--- begin Exercise material ---

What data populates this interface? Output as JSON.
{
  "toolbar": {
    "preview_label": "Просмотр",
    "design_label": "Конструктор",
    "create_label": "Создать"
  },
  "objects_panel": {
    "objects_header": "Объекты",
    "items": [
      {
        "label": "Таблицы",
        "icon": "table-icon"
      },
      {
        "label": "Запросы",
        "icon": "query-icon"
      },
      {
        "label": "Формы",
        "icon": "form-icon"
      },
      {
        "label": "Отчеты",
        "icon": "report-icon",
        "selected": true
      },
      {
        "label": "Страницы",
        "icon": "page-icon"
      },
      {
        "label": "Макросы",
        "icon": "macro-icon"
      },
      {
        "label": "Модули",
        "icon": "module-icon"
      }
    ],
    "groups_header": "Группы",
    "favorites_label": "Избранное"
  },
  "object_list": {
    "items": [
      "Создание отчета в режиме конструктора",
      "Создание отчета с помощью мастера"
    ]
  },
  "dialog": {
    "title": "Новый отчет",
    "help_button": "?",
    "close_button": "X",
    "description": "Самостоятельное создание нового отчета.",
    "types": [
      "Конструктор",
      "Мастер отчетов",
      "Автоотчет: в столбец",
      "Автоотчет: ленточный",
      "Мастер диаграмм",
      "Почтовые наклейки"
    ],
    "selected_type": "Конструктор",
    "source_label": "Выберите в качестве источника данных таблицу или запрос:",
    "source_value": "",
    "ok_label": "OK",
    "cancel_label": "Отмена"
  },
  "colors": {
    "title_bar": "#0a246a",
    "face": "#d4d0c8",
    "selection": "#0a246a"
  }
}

--- end Exercise material ---

### Your task
Output the records verbatim, from the first line to the last.

### Right answer
What data populates this interface? Output as JSON.
{
  "toolbar": {
    "preview_label": "Просмотр",
    "design_label": "Конструктор",
    "create_label": "Создать"
  },
  "objects_panel": {
    "objects_header": "Объекты",
    "items": [
      {
        "label": "Таблицы",
        "icon": "table-icon"
      },
      {
        "label": "Запросы",
        "icon": "query-icon"
      },
      {
        "label": "Формы",
        "icon": "form-icon"
      },
      {
        "label": "Отчеты",
        "icon": "report-icon",
        "selected": true
      },
      {
        "label": "Страницы",
        "icon": "page-icon"
      },
      {
        "label": "Макросы",
        "icon": "macro-icon"
      },
      {
        "label": "Модули",
        "icon": "module-icon"
      }
    ],
    "groups_header": "Группы",
    "favorites_label": "Избранное"
  },
  "object_list": {
    "items": [
      "Создание отчета в режиме конструктора",
      "Создание отчета с помощью мастера"
    ]
  },
  "dialog": {
    "title": "Новый отчет",
    "help_button": "?",
    "close_button": "X",
    "description": "Самостоятельное создание нового отчета.",
    "types": [
      "Конструктор",
      "Мастер отчетов",
      "Автоотчет: в столбец",
      "Автоотчет: ленточный",
      "Мастер диаграмм",
      "Почтовые наклейки"
    ],
    "selected_type": "Конструктор",
    "source_label": "Выберите в качестве источника данных таблицу или запрос:",
    "source_value": "",
    "ok_label": "OK",
    "cancel_label": "Отмена"
  },
  "colors": {
    "title_bar": "#0a246a",
    "face": "#d4d0c8",
    "selection": "#0a246a"
  }
}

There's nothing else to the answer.